Prompt: Scan the entries below for the word "gráfico". Copy each line that has it.

Material shown:
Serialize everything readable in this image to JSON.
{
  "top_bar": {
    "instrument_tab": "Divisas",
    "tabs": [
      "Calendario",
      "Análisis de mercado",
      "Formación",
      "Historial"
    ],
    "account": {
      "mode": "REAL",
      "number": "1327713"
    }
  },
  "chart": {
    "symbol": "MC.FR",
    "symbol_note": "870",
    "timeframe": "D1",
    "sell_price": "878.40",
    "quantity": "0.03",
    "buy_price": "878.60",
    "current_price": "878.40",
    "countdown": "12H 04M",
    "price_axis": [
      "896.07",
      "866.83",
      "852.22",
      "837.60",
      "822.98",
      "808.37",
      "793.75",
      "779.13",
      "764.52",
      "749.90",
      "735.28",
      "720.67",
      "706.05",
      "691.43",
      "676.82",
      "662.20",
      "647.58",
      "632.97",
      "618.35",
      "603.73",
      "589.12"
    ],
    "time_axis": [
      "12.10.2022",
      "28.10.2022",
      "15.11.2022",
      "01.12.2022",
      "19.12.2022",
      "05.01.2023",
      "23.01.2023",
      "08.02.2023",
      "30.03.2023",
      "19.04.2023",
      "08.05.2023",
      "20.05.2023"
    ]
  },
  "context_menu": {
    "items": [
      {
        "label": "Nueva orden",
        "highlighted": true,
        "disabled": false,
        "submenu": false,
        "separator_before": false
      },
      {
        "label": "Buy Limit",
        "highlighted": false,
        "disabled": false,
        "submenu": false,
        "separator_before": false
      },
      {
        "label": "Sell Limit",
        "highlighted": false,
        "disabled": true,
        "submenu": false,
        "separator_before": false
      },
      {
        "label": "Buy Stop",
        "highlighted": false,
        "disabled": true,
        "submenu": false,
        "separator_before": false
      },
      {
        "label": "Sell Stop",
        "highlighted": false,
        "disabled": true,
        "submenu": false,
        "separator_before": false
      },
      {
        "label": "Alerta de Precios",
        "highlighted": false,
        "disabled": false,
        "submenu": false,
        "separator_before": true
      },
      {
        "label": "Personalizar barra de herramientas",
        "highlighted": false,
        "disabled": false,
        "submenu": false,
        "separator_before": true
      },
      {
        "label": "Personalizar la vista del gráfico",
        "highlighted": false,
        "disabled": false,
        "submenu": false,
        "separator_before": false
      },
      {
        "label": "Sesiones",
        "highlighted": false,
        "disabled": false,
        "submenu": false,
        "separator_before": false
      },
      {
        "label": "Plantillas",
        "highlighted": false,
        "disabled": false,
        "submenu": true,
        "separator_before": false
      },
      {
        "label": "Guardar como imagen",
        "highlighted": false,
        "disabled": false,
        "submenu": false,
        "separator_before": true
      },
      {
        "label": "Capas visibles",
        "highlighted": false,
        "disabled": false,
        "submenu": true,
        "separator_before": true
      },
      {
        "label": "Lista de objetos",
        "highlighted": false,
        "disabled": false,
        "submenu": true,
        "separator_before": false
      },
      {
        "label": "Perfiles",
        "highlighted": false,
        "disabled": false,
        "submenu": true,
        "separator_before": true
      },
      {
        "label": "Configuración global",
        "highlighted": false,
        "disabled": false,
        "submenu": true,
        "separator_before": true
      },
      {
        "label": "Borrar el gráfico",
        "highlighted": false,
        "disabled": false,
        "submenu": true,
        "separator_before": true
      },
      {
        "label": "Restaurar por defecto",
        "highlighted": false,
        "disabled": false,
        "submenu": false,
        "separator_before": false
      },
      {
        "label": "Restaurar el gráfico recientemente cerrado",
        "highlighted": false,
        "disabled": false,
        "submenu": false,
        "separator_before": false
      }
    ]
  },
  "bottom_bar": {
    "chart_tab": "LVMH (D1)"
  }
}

Expected answer:
        "label": "Personalizar la vista del gráfico",
        "label": "Borrar el gráfico",
        "label": "Restaurar el gráfico recientemente cerrado",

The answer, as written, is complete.